::: Material provided
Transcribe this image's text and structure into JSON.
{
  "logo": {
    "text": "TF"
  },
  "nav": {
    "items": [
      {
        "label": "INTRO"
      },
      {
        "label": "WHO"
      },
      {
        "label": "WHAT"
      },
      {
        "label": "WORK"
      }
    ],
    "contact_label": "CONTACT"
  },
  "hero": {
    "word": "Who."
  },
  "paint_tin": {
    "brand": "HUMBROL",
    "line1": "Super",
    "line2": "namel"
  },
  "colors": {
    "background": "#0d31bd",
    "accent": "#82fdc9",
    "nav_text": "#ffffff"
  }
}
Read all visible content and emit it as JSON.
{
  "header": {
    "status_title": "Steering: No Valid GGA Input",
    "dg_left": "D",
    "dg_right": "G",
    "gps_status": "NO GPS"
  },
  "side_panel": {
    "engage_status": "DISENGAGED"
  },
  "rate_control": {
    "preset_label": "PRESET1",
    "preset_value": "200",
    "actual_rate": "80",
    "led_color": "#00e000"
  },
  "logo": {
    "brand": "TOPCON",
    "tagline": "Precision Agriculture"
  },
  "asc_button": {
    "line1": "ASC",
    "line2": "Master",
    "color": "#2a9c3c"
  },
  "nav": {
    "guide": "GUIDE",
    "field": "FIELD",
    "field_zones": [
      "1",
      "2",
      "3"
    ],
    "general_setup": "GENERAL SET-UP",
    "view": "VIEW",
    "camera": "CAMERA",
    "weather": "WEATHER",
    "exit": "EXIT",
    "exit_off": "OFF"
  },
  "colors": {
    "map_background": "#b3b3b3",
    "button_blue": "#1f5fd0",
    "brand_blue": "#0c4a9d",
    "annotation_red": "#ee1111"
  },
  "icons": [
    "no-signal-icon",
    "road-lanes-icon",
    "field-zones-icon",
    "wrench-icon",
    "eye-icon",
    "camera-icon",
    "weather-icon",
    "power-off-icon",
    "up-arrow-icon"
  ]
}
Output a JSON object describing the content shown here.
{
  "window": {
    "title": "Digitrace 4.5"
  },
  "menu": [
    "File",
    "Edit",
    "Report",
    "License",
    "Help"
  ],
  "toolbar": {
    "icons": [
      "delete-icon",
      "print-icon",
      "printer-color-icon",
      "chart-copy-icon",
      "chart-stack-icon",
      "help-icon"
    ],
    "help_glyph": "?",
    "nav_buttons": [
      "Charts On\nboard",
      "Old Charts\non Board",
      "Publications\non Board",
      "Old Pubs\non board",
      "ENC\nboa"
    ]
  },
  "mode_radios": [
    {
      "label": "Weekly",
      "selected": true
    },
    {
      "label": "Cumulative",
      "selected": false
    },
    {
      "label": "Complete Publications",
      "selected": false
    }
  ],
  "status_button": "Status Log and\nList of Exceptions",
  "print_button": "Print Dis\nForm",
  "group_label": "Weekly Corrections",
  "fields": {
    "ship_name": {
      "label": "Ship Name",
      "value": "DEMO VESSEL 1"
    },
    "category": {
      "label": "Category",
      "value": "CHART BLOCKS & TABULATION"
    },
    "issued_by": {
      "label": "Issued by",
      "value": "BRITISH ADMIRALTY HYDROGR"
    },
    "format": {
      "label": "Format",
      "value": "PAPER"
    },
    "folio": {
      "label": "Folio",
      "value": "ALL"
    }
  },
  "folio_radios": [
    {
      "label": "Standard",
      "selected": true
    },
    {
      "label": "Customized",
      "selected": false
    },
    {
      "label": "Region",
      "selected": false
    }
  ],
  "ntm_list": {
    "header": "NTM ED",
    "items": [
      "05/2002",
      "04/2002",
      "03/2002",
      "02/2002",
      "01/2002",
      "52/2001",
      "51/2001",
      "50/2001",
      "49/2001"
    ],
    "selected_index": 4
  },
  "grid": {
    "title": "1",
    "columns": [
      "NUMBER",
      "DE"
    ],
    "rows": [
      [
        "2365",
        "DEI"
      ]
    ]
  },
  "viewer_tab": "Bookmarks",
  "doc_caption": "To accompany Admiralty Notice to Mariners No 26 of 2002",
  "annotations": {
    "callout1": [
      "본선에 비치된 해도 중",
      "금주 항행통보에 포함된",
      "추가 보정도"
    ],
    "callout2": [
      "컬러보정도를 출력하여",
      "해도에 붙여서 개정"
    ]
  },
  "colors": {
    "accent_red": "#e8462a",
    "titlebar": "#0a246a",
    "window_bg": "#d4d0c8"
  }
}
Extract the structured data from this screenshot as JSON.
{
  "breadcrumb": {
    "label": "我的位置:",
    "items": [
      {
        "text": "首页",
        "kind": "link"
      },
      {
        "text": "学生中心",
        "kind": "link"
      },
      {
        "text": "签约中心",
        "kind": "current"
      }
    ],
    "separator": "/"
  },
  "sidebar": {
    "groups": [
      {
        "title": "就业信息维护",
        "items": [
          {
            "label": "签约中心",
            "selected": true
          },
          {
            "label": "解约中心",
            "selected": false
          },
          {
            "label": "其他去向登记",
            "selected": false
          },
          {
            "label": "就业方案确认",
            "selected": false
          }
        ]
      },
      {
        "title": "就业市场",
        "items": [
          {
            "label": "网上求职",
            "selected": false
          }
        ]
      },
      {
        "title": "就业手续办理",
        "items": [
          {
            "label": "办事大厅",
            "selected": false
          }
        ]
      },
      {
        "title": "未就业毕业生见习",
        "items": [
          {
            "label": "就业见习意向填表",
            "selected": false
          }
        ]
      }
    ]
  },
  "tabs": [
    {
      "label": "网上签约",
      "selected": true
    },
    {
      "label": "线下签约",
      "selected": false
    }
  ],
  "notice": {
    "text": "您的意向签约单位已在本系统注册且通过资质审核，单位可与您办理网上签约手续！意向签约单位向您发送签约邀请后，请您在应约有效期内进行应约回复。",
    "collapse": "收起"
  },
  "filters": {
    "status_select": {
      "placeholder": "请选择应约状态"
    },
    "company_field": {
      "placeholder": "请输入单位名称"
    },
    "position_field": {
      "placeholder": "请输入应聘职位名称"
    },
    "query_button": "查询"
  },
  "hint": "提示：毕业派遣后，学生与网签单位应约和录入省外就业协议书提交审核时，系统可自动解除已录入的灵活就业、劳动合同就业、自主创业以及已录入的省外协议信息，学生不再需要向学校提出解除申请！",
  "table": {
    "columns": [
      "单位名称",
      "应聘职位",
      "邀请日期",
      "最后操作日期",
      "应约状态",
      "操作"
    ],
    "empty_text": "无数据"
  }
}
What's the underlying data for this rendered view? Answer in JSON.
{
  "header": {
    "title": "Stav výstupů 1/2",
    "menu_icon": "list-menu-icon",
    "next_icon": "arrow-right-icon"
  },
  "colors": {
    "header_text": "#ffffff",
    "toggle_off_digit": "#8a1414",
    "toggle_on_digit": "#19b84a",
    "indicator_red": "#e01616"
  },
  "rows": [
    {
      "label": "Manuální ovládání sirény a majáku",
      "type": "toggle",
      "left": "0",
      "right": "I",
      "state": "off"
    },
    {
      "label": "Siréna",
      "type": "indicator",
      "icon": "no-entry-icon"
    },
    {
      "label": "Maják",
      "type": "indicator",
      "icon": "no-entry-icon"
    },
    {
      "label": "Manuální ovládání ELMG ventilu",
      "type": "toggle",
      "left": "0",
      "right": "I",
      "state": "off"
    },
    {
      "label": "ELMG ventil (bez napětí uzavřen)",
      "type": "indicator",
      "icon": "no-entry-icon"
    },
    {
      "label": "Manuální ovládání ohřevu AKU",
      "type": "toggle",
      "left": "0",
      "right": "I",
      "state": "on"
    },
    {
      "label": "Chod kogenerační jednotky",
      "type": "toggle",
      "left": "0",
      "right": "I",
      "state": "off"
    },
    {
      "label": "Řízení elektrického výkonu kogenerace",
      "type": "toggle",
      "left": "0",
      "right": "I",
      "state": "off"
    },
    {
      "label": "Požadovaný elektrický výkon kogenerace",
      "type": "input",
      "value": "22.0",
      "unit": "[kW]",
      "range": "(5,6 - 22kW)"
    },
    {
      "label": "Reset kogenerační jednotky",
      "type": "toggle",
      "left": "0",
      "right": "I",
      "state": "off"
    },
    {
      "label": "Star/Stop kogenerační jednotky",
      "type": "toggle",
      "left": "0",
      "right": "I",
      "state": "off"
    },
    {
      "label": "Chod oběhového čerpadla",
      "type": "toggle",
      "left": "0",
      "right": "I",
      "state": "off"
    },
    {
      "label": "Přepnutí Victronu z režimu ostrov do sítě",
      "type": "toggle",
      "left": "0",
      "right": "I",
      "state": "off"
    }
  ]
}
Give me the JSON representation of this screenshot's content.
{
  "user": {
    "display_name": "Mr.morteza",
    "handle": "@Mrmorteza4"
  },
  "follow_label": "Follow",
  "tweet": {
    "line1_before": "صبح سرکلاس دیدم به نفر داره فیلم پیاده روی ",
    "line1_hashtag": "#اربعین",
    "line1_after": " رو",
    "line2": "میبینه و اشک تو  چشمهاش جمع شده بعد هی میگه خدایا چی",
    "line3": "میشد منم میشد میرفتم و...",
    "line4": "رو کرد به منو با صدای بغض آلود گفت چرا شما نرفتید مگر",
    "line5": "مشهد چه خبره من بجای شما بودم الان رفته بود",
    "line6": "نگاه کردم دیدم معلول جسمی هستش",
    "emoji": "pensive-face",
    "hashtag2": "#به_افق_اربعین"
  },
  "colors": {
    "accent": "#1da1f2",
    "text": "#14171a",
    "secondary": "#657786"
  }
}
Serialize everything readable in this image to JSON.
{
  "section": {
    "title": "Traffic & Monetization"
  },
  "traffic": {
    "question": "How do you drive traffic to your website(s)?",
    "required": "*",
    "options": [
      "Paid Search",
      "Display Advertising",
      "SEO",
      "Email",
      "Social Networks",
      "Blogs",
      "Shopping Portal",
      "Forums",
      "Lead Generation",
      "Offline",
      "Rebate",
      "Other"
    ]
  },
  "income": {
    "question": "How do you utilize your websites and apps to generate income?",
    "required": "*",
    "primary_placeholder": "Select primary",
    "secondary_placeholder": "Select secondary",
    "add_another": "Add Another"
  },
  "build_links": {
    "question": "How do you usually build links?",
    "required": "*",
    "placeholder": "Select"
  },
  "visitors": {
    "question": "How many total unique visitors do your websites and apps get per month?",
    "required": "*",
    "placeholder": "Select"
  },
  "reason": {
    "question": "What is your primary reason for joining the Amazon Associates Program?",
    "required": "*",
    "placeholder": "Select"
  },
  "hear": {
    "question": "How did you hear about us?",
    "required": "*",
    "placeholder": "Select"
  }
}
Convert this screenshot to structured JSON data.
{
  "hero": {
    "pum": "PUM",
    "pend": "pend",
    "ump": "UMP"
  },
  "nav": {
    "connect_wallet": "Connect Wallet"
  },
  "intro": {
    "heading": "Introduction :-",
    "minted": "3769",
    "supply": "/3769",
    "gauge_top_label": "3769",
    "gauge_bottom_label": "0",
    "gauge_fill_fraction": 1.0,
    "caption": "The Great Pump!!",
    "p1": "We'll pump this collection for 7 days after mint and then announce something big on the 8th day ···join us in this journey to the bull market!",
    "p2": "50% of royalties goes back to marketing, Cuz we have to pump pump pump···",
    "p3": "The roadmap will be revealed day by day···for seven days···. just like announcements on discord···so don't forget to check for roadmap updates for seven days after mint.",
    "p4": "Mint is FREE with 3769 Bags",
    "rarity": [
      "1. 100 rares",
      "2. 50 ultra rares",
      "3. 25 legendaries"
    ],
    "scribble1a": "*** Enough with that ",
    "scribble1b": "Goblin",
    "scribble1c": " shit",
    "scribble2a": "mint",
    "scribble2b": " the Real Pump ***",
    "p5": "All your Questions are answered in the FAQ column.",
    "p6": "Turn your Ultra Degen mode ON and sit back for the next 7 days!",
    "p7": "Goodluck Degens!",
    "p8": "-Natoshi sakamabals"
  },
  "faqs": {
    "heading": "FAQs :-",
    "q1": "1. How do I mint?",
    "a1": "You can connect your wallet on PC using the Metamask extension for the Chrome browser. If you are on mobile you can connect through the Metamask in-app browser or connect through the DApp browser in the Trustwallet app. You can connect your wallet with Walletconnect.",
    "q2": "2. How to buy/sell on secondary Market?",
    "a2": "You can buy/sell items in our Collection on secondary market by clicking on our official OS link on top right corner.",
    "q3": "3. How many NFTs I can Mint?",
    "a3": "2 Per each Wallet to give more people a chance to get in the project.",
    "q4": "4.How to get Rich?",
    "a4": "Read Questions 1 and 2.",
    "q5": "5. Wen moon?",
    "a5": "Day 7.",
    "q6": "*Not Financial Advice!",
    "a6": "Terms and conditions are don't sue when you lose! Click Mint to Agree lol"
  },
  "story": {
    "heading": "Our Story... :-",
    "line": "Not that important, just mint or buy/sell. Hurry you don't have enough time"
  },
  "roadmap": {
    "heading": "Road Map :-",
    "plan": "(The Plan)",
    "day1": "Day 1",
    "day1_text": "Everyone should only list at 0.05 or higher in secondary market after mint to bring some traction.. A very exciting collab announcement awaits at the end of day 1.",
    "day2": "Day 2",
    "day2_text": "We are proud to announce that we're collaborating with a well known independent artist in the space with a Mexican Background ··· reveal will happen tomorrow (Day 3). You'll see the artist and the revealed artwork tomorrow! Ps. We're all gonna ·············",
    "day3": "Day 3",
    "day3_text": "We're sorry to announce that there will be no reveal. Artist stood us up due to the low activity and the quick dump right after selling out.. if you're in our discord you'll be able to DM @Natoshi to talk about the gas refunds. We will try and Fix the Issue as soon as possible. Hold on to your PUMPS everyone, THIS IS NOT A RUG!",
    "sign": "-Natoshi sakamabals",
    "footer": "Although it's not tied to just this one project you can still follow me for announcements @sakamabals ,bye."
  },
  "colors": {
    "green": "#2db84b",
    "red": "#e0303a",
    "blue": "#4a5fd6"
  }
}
::::::
*Short exercise*
From the data above, copy out every line with the string "دیدم" in it.

*Exercise response*
    "line1_before": "صبح سرکلاس دیدم به نفر داره فیلم پیاده روی ",
    "line6": "نگاه کردم دیدم معلول جسمی هستش",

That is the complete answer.